Dataset listings of figures:
++++++

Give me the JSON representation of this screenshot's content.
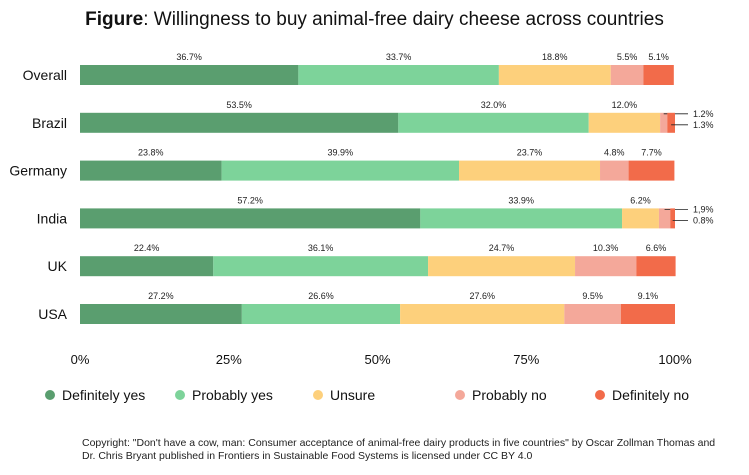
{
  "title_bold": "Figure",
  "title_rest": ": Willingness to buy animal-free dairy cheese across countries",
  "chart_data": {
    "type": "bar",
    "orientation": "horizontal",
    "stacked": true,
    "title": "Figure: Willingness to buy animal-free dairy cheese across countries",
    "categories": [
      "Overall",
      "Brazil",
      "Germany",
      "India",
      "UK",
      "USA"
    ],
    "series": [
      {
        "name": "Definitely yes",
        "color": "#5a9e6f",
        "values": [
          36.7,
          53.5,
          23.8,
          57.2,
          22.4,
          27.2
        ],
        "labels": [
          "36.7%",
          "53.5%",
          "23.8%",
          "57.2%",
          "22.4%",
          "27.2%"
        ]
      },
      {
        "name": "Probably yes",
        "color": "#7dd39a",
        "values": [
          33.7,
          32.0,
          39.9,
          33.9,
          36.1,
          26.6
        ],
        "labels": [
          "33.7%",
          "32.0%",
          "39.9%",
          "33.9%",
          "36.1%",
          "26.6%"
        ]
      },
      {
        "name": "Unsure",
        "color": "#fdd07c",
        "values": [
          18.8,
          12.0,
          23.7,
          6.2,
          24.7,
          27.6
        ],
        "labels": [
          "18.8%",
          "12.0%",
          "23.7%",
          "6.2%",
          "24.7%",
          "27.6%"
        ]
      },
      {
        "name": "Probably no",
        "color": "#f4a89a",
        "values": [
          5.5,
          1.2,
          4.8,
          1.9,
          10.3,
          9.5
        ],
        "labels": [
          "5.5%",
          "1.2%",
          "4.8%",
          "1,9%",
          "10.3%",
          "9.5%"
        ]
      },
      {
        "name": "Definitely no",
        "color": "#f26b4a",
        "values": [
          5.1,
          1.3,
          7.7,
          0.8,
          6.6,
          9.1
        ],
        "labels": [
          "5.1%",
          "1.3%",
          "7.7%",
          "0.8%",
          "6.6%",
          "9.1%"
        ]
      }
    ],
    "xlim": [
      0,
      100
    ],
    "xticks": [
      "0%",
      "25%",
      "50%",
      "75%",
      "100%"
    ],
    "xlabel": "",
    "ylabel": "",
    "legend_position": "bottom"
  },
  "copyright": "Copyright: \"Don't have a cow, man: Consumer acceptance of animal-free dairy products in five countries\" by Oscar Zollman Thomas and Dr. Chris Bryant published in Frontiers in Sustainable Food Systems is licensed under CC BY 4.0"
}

++++++

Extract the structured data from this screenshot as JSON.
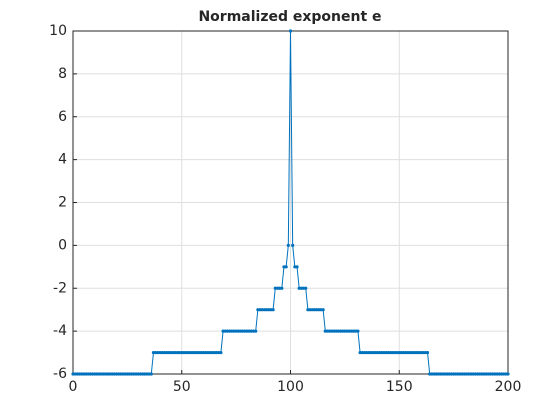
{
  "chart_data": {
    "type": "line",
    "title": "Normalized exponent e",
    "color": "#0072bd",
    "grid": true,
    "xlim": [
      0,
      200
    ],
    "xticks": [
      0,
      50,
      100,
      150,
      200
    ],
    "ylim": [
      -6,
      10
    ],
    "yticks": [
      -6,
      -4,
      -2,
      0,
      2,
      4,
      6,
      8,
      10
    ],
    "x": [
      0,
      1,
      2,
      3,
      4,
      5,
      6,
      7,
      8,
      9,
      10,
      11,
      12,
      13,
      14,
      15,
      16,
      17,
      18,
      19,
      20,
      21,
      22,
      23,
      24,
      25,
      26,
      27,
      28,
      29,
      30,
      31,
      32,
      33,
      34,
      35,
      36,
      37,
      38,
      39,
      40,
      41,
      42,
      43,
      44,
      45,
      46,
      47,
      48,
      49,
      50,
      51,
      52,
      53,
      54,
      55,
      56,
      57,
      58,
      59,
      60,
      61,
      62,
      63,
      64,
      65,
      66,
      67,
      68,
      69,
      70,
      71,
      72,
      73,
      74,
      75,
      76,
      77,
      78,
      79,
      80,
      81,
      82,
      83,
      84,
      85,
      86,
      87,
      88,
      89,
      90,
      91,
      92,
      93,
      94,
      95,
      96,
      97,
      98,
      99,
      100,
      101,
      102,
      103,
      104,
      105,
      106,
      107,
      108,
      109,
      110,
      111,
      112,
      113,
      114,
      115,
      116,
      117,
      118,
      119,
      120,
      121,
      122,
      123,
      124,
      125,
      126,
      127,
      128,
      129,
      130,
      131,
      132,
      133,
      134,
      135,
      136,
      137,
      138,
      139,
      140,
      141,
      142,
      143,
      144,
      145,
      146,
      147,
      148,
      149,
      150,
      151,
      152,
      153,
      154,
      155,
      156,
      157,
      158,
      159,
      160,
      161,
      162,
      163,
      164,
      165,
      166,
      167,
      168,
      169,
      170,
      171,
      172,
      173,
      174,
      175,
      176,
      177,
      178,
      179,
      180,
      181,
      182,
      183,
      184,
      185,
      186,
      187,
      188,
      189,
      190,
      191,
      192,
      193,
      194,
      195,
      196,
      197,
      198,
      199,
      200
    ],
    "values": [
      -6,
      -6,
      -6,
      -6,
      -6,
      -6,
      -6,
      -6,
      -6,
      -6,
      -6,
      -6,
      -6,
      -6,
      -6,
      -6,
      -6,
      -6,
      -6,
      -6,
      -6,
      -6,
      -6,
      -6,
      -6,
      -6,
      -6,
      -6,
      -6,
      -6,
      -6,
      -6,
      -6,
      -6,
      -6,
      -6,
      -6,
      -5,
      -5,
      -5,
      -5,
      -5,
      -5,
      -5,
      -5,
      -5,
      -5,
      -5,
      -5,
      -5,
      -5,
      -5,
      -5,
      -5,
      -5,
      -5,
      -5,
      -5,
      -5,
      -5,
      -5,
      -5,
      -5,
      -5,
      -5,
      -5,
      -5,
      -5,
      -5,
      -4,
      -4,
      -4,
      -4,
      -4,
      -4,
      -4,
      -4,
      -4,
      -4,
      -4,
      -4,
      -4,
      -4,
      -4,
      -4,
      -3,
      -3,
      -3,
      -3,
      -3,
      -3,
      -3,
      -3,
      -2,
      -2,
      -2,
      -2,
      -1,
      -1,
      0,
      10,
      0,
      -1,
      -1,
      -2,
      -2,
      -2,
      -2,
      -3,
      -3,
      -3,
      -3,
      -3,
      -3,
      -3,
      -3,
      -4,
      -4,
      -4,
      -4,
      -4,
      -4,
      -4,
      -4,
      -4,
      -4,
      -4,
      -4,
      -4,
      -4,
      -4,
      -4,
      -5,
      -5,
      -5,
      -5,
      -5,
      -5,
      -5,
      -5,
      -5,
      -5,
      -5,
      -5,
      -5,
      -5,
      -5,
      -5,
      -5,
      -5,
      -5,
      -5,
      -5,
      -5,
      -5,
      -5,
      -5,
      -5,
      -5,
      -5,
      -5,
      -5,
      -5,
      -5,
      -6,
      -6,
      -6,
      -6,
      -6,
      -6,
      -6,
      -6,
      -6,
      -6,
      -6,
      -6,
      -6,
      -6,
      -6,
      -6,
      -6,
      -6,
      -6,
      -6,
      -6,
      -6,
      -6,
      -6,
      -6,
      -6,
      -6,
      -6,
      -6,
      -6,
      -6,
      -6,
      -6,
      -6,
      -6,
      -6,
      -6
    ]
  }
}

++++++

_What to produce_. Read the entries and select each line where the word "color" is found.

_Answer_.
        "color": "#5a9e6f",
        "color": "#7dd39a",
        "color": "#fdd07c",
        "color": "#f4a89a",
        "color": "#f26b4a",
    "color": "#0072bd",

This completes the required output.